EXCERPTED RECORDS:
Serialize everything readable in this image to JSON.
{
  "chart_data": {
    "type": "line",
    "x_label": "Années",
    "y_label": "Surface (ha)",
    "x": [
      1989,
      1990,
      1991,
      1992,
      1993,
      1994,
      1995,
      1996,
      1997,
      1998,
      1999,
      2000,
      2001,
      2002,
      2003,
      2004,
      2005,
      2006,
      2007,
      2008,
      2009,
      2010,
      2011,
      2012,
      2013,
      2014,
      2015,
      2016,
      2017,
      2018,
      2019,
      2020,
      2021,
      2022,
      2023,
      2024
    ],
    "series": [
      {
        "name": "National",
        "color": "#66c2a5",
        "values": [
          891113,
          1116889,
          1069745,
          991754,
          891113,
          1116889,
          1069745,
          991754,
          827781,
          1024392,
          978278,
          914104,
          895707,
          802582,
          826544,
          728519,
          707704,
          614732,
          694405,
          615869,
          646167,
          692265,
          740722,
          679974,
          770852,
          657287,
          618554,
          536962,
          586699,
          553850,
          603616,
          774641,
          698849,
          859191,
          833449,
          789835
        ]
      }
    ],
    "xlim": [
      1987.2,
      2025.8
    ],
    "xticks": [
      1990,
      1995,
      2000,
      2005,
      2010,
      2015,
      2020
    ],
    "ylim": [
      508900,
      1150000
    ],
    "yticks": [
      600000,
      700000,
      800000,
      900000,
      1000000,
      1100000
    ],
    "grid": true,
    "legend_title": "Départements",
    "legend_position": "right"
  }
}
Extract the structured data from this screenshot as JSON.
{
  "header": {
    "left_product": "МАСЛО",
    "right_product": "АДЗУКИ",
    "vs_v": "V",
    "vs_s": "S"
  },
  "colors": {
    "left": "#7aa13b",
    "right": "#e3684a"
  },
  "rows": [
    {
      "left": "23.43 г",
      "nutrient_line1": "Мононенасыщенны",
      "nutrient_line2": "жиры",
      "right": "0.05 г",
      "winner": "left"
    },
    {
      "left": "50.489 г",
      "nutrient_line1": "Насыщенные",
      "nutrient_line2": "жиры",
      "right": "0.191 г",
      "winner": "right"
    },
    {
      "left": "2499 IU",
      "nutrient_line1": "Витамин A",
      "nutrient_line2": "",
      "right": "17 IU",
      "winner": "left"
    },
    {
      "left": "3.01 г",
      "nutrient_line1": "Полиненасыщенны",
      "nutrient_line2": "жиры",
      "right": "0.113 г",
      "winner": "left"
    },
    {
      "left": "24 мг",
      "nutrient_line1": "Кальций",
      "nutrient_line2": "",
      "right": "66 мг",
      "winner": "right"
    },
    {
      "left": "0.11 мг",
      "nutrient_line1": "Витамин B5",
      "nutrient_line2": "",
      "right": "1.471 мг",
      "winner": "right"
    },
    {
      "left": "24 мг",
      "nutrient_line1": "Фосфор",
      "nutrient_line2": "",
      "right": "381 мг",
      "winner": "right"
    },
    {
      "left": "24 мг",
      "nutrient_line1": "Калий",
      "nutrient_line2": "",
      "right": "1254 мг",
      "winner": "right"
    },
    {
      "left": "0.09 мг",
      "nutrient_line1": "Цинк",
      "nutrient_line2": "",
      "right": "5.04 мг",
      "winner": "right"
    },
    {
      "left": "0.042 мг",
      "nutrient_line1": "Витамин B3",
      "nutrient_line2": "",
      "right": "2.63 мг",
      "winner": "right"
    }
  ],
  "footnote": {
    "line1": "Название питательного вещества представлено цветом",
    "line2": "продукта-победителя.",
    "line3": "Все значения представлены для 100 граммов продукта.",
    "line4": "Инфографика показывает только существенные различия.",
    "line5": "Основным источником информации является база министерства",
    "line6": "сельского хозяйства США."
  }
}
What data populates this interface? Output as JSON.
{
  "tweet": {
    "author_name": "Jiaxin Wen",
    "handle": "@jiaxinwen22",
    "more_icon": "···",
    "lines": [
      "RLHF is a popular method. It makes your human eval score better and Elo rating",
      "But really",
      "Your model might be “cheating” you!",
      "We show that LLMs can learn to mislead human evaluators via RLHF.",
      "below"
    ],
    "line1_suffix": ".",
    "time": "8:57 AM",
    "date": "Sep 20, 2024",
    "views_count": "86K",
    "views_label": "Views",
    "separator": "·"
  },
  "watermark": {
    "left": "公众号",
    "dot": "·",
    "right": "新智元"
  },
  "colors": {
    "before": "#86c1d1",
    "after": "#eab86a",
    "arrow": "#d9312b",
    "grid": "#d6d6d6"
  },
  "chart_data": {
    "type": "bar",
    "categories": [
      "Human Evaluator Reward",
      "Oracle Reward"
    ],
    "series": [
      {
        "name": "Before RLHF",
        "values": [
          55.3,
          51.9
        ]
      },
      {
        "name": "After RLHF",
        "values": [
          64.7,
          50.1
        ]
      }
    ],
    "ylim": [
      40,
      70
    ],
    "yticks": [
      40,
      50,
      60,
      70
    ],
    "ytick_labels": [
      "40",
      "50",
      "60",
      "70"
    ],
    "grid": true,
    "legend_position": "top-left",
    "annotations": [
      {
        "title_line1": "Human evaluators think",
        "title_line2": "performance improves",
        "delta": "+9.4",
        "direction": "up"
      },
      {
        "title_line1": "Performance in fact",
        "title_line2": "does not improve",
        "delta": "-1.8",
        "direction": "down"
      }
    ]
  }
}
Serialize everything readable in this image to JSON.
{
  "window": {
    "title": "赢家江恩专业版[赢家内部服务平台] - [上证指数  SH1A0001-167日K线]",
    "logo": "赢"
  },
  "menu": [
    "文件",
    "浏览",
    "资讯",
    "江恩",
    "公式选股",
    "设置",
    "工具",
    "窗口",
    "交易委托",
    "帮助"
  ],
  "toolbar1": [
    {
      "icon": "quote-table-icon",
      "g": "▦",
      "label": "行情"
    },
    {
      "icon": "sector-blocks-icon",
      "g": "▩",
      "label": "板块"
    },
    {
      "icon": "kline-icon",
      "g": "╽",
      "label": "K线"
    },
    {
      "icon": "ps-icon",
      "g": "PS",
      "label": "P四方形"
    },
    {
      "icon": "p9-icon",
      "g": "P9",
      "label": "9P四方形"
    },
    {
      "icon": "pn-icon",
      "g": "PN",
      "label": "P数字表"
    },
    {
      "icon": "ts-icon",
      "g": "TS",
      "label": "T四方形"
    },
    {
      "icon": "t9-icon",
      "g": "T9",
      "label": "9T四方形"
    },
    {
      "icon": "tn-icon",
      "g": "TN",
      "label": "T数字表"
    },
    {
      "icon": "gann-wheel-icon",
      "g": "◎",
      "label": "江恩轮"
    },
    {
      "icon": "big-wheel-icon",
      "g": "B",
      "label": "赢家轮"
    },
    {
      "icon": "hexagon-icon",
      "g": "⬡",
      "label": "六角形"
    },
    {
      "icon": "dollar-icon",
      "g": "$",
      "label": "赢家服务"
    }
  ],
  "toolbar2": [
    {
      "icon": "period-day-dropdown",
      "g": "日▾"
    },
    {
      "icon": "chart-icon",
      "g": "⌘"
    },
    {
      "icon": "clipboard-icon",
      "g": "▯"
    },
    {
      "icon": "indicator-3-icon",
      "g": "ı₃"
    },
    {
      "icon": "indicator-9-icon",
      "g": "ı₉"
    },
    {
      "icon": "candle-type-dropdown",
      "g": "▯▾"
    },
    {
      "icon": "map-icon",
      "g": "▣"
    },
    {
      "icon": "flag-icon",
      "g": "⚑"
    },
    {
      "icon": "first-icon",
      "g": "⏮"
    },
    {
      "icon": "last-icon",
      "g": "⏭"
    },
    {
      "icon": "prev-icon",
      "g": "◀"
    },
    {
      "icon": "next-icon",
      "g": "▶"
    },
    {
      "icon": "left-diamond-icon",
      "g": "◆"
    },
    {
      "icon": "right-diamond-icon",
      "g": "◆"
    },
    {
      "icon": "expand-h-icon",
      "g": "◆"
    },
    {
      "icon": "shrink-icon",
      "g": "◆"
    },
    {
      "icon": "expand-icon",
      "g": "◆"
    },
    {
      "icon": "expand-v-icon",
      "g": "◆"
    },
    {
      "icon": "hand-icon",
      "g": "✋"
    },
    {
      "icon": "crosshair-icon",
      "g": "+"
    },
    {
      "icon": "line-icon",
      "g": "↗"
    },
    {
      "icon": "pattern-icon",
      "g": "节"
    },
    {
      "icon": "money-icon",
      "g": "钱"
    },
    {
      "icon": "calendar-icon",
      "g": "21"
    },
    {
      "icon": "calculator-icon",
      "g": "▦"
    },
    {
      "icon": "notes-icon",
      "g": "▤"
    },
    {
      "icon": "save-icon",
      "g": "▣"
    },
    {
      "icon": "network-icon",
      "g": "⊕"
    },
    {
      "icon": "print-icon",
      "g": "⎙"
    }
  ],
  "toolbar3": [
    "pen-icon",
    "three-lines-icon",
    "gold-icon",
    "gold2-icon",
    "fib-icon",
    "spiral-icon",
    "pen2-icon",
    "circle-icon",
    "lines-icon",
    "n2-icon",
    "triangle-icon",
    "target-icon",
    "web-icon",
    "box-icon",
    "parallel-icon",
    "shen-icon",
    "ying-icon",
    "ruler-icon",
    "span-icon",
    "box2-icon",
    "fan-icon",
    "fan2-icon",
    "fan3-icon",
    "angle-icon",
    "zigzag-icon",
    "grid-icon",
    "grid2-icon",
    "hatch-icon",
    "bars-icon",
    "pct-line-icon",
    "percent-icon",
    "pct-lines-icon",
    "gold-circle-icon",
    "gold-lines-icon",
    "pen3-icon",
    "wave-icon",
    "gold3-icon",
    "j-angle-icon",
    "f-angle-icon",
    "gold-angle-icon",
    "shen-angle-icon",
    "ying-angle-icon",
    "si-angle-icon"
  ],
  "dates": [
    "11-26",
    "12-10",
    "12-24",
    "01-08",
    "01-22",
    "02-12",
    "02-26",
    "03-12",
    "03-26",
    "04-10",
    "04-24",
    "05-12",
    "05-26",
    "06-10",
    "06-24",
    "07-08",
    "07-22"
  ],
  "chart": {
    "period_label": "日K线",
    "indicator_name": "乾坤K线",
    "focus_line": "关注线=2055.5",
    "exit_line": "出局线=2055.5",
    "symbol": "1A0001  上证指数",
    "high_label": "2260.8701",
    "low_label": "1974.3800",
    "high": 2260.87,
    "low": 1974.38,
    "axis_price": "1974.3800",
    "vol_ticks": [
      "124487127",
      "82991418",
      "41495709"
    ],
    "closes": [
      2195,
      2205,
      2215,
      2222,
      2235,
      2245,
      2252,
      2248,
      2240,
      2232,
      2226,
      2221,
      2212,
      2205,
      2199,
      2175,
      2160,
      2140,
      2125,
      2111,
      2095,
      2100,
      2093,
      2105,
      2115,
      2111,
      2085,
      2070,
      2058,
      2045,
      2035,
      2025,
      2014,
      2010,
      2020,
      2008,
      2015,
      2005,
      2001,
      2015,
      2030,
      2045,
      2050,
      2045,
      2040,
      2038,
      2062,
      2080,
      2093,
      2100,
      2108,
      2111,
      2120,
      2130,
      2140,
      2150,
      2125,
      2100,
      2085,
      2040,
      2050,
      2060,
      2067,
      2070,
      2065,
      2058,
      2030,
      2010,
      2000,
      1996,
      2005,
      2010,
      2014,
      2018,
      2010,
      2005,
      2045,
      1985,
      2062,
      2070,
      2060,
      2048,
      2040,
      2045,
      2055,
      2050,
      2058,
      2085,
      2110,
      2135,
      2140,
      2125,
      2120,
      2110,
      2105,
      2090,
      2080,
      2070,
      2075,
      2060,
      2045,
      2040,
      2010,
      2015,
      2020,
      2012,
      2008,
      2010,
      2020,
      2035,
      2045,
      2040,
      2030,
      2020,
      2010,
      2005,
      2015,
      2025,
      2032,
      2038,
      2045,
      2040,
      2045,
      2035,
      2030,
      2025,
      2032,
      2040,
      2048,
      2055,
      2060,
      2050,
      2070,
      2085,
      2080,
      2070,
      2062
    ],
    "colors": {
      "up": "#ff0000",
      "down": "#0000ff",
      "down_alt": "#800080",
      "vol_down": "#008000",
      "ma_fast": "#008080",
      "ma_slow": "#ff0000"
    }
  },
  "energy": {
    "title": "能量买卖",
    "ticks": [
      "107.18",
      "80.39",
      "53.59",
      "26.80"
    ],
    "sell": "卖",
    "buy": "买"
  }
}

JOB: Go through the records. Copy each line where "JSON" appears.

COMPLETED EXERCISE:
Serialize everything readable in this image to JSON.
Extract the structured data from this screenshot as JSON.
What data populates this interface? Output as JSON.
Serialize everything readable in this image to JSON.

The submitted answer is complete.